▸ **Objective**
Count the lines in the entries below that contain the string "tick", treating uppercase and lowercase letters as different. Give only the number.

▸ **Supplied entries**
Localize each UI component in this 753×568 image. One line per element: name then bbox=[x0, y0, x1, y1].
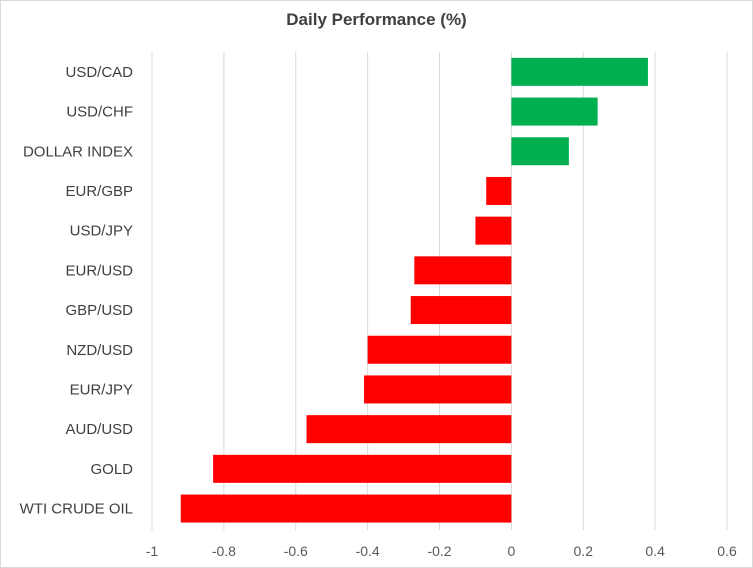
category-label: GOLD bbox=[90, 461, 133, 478]
x-tick-label: -0.8 bbox=[212, 543, 236, 559]
x-tick-label: -0.2 bbox=[427, 543, 451, 559]
x-tick-label: -0.6 bbox=[284, 543, 308, 559]
x-tick-label: 0.2 bbox=[574, 543, 594, 559]
bar-usd-jpy bbox=[475, 216, 512, 245]
x-tick-label: 0.6 bbox=[717, 543, 737, 559]
category-label: NZD/USD bbox=[66, 342, 133, 359]
bar-aud-usd bbox=[306, 415, 512, 444]
category-label: EUR/JPY bbox=[70, 381, 133, 398]
bar-gbp-usd bbox=[410, 296, 512, 325]
bar-usd-cad bbox=[511, 57, 648, 86]
category-label: EUR/USD bbox=[65, 262, 133, 279]
bar-eur-jpy bbox=[364, 375, 512, 404]
category-label: DOLLAR INDEX bbox=[23, 143, 133, 160]
x-tick-label: 0.4 bbox=[645, 543, 665, 559]
bar-dollar-index bbox=[511, 137, 569, 166]
chart-title: Daily Performance (%) bbox=[286, 10, 467, 29]
bar-wti-crude-oil bbox=[180, 494, 512, 523]
bar-gold bbox=[213, 454, 512, 483]
bar-nzd-usd bbox=[367, 335, 512, 364]
x-tick-label: 0 bbox=[507, 543, 515, 559]
bar-eur-gbp bbox=[486, 176, 512, 205]
category-label: USD/JPY bbox=[70, 223, 133, 240]
bar-usd-chf bbox=[511, 97, 598, 126]
x-tick-label: -1 bbox=[146, 543, 159, 559]
category-label: USD/CHF bbox=[66, 104, 133, 121]
x-tick-label: -0.4 bbox=[356, 543, 380, 559]
category-label: WTI CRUDE OIL bbox=[20, 501, 133, 518]
category-label: EUR/GBP bbox=[65, 183, 133, 200]
category-label: AUD/USD bbox=[65, 421, 133, 438]
bar-eur-usd bbox=[414, 256, 512, 285]
category-label: USD/CAD bbox=[65, 64, 133, 81]
category-label: GBP/USD bbox=[65, 302, 133, 319]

▸ **Answer to this exercise**
9